[Stored items from a collection]
———

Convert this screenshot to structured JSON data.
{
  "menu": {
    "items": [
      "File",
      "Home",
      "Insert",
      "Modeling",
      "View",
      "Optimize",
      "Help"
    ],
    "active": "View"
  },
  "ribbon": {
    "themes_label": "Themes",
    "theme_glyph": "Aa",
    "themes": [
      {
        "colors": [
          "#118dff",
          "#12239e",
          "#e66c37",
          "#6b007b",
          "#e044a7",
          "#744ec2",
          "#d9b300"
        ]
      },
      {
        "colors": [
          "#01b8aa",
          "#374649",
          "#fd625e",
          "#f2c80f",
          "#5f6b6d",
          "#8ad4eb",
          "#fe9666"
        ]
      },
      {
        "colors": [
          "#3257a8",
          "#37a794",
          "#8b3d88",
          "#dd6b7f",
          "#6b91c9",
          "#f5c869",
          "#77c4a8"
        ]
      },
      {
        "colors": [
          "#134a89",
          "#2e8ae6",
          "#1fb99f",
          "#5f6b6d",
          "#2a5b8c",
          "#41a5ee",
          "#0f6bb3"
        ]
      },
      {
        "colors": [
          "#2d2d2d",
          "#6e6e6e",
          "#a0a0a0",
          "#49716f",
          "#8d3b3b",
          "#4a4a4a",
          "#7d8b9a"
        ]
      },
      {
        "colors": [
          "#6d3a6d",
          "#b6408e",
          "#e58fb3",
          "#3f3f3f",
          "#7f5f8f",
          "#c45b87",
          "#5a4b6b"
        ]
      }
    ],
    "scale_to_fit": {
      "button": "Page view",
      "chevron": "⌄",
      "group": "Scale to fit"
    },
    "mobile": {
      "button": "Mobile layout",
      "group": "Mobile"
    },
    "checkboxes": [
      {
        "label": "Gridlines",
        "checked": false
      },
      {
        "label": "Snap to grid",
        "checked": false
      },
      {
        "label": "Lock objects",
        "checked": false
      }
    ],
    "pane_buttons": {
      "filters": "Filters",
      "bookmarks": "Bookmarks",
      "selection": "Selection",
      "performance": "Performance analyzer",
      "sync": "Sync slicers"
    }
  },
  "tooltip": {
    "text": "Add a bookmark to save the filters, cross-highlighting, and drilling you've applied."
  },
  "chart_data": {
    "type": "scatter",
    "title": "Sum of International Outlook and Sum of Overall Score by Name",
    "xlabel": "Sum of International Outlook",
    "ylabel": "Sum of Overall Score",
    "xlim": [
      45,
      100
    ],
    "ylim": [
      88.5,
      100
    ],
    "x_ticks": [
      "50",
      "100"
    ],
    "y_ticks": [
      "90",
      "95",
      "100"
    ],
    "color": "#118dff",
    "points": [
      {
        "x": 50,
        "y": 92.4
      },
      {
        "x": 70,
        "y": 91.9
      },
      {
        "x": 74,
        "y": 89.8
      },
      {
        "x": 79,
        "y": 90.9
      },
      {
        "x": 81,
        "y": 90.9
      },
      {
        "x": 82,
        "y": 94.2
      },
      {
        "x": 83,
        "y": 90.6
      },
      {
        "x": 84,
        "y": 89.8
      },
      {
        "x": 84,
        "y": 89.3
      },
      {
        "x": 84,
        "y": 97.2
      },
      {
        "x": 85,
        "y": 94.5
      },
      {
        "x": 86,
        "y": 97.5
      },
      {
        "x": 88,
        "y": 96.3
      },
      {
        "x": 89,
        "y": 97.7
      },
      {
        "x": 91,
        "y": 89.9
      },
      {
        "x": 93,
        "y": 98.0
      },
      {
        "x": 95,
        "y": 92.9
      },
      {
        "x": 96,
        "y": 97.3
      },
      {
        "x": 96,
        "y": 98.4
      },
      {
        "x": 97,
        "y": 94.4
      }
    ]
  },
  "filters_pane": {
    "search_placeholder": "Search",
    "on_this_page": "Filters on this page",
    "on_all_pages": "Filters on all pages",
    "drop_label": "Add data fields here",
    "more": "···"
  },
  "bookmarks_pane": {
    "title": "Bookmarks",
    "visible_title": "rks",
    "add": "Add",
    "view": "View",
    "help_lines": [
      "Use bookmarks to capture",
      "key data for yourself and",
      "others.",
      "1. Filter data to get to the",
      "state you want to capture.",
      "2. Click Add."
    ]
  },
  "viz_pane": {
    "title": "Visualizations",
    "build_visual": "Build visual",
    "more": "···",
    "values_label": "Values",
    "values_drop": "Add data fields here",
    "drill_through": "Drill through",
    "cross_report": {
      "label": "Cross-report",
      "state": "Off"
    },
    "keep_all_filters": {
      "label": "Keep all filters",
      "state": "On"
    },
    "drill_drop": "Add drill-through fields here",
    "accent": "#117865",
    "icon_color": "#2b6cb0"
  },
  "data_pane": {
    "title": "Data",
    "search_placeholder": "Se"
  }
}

———

◆ PROBLEM TO SOLVE
Every record above should be copied exactly.

◆ EXERCISE ANSWER
Convert this screenshot to structured JSON data.
{
  "menu": {
    "items": [
      "File",
      "Home",
      "Insert",
      "Modeling",
      "View",
      "Optimize",
      "Help"
    ],
    "active": "View"
  },
  "ribbon": {
    "themes_label": "Themes",
    "theme_glyph": "Aa",
    "themes": [
      {
        "colors": [
          "#118dff",
          "#12239e",
          "#e66c37",
          "#6b007b",
          "#e044a7",
          "#744ec2",
          "#d9b300"
        ]
      },
      {
        "colors": [
          "#01b8aa",
          "#374649",
          "#fd625e",
          "#f2c80f",
          "#5f6b6d",
          "#8ad4eb",
          "#fe9666"
        ]
      },
      {
        "colors": [
          "#3257a8",
          "#37a794",
          "#8b3d88",
          "#dd6b7f",
          "#6b91c9",
          "#f5c869",
          "#77c4a8"
        ]
      },
      {
        "colors": [
          "#134a89",
          "#2e8ae6",
          "#1fb99f",
          "#5f6b6d",
          "#2a5b8c",
          "#41a5ee",
          "#0f6bb3"
        ]
      },
      {
        "colors": [
          "#2d2d2d",
          "#6e6e6e",
          "#a0a0a0",
          "#49716f",
          "#8d3b3b",
          "#4a4a4a",
          "#7d8b9a"
        ]
      },
      {
        "colors": [
          "#6d3a6d",
          "#b6408e",
          "#e58fb3",
          "#3f3f3f",
          "#7f5f8f",
          "#c45b87",
          "#5a4b6b"
        ]
      }
    ],
    "scale_to_fit": {
      "button": "Page view",
      "chevron": "⌄",
      "group": "Scale to fit"
    },
    "mobile": {
      "button": "Mobile layout",
      "group": "Mobile"
    },
    "checkboxes": [
      {
        "label": "Gridlines",
        "checked": false
      },
      {
        "label": "Snap to grid",
        "checked": false
      },
      {
        "label": "Lock objects",
        "checked": false
      }
    ],
    "pane_buttons": {
      "filters": "Filters",
      "bookmarks": "Bookmarks",
      "selection": "Selection",
      "performance": "Performance analyzer",
      "sync": "Sync slicers"
    }
  },
  "tooltip": {
    "text": "Add a bookmark to save the filters, cross-highlighting, and drilling you've applied."
  },
  "chart_data": {
    "type": "scatter",
    "title": "Sum of International Outlook and Sum of Overall Score by Name",
    "xlabel": "Sum of International Outlook",
    "ylabel": "Sum of Overall Score",
    "xlim": [
      45,
      100
    ],
    "ylim": [
      88.5,
      100
    ],
    "x_ticks": [
      "50",
      "100"
    ],
    "y_ticks": [
      "90",
      "95",
      "100"
    ],
    "color": "#118dff",
    "points": [
      {
        "x": 50,
        "y": 92.4
      },
      {
        "x": 70,
        "y": 91.9
      },
      {
        "x": 74,
        "y": 89.8
      },
      {
        "x": 79,
        "y": 90.9
      },
      {
        "x": 81,
        "y": 90.9
      },
      {
        "x": 82,
        "y": 94.2
      },
      {
        "x": 83,
        "y": 90.6
      },
      {
        "x": 84,
        "y": 89.8
      },
      {
        "x": 84,
        "y": 89.3
      },
      {
        "x": 84,
        "y": 97.2
      },
      {
        "x": 85,
        "y": 94.5
      },
      {
        "x": 86,
        "y": 97.5
      },
      {
        "x": 88,
        "y": 96.3
      },
      {
        "x": 89,
        "y": 97.7
      },
      {
        "x": 91,
        "y": 89.9
      },
      {
        "x": 93,
        "y": 98.0
      },
      {
        "x": 95,
        "y": 92.9
      },
      {
        "x": 96,
        "y": 97.3
      },
      {
        "x": 96,
        "y": 98.4
      },
      {
        "x": 97,
        "y": 94.4
      }
    ]
  },
  "filters_pane": {
    "search_placeholder": "Search",
    "on_this_page": "Filters on this page",
    "on_all_pages": "Filters on all pages",
    "drop_label": "Add data fields here",
    "more": "···"
  },
  "bookmarks_pane": {
    "title": "Bookmarks",
    "visible_title": "rks",
    "add": "Add",
    "view": "View",
    "help_lines": [
      "Use bookmarks to capture",
      "key data for yourself and",
      "others.",
      "1. Filter data to get to the",
      "state you want to capture.",
      "2. Click Add."
    ]
  },
  "viz_pane": {
    "title": "Visualizations",
    "build_visual": "Build visual",
    "more": "···",
    "values_label": "Values",
    "values_drop": "Add data fields here",
    "drill_through": "Drill through",
    "cross_report": {
      "label": "Cross-report",
      "state": "Off"
    },
    "keep_all_filters": {
      "label": "Keep all filters",
      "state": "On"
    },
    "drill_drop": "Add drill-through fields here",
    "accent": "#117865",
    "icon_color": "#2b6cb0"
  },
  "data_pane": {
    "title": "Data",
    "search_placeholder": "Se"
  }
}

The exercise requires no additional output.